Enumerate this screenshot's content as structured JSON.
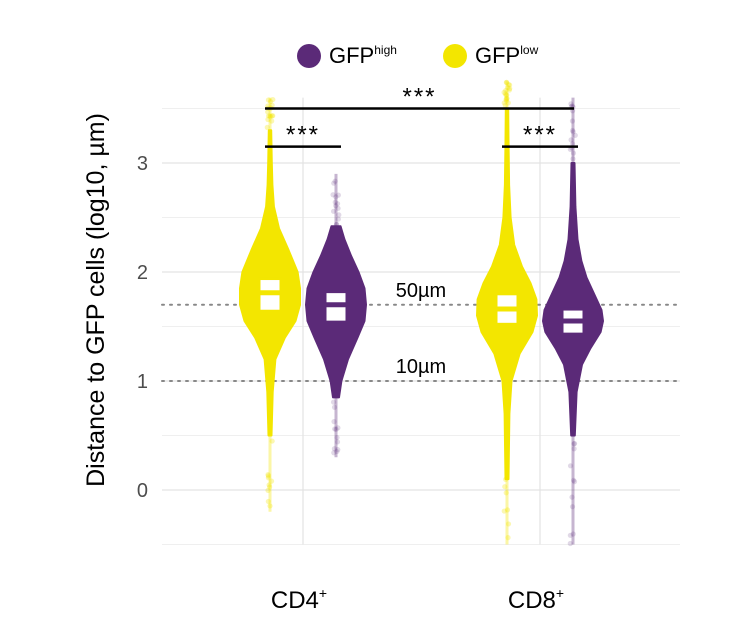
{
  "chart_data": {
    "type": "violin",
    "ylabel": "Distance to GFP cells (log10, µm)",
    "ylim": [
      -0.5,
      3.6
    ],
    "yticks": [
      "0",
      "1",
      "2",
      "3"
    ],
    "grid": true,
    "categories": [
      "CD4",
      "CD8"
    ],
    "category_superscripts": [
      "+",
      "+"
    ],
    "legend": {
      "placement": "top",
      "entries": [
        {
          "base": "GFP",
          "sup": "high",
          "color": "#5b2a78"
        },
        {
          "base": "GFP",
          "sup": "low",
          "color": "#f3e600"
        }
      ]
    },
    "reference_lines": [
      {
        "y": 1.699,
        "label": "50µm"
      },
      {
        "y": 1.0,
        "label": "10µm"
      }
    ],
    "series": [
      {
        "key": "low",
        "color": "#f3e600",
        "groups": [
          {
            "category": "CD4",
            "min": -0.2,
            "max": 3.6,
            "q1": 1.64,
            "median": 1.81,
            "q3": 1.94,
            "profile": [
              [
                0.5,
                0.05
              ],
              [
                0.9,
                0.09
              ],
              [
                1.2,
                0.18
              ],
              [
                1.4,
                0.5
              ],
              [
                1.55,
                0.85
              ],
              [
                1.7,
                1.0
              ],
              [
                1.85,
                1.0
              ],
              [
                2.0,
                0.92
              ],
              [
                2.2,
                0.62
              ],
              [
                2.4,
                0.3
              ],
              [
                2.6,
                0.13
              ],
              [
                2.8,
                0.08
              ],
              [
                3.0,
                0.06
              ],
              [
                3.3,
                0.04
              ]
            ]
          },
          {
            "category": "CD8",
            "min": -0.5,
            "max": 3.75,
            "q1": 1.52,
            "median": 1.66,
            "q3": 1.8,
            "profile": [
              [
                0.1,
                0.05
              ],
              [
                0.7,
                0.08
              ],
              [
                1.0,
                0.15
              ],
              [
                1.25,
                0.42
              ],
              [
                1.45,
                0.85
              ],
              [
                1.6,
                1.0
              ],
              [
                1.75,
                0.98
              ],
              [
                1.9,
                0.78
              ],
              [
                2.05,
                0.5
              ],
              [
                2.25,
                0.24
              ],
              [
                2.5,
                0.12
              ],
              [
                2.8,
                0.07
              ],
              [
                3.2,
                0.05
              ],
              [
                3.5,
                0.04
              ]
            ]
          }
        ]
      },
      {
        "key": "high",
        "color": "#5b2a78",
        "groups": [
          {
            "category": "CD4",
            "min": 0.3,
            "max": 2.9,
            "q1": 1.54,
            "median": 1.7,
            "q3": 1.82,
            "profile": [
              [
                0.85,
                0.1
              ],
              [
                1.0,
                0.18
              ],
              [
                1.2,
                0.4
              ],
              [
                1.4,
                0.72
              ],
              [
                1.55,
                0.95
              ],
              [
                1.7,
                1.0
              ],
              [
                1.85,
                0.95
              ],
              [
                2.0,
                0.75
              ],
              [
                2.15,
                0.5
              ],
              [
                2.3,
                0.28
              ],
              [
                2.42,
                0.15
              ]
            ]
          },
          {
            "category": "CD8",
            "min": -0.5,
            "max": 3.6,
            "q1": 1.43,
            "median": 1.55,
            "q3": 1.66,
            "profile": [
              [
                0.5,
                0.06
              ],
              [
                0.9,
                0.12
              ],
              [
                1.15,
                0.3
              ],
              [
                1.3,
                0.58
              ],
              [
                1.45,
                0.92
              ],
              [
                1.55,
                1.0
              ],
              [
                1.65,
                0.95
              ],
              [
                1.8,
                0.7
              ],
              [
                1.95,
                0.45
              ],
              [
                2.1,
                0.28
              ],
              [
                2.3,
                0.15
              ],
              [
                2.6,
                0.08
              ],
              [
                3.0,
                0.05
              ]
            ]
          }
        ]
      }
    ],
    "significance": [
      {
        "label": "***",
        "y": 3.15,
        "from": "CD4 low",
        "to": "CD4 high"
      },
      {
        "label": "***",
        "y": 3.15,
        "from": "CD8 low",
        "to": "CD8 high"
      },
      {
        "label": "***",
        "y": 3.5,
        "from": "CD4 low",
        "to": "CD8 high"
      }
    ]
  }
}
● ● ● ● ● ● ●
Exercise directions: This exercise needs every line of the listing that contains the word "high".

Answer space:
          "sup": "high",
        "key": "high",
        "to": "CD4 high"
        "to": "CD8 high"
        "to": "CD8 high"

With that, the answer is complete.